SHORT EXERCISE: Look below and pull out each line with the word "新的六个方面".

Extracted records
BEGIN

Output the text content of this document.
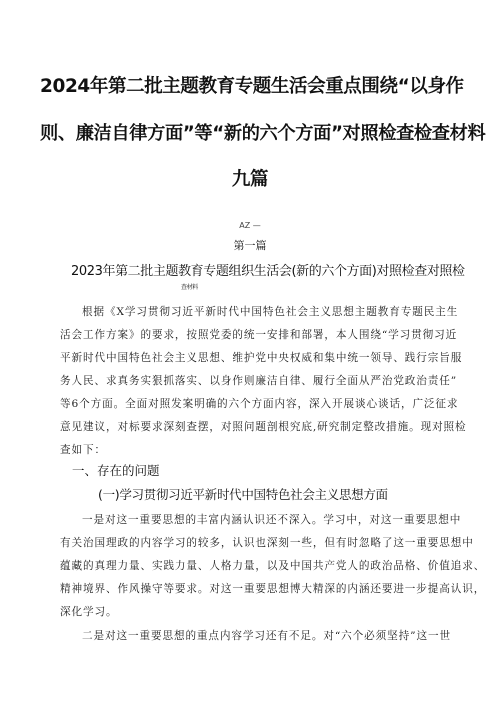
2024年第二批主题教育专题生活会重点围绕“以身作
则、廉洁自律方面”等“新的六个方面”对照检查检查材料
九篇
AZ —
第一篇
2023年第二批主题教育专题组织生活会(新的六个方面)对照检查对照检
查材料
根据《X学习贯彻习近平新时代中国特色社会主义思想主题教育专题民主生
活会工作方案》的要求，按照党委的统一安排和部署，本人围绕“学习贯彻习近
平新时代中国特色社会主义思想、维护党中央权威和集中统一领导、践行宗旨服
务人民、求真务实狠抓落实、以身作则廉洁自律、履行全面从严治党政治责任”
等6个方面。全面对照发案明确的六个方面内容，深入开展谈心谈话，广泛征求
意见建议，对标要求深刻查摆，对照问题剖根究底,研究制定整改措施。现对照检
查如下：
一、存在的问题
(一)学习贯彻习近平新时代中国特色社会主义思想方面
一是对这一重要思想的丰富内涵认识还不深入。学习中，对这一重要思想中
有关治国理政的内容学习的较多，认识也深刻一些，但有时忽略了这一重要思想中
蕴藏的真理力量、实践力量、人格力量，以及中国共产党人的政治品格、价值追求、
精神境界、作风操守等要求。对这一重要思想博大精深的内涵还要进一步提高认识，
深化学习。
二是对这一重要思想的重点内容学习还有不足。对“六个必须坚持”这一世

END

THE SOLUTION:
则、廉洁自律方面”等“新的六个方面”对照检查检查材料
2023年第二批主题教育专题组织生活会(新的六个方面)对照检查对照检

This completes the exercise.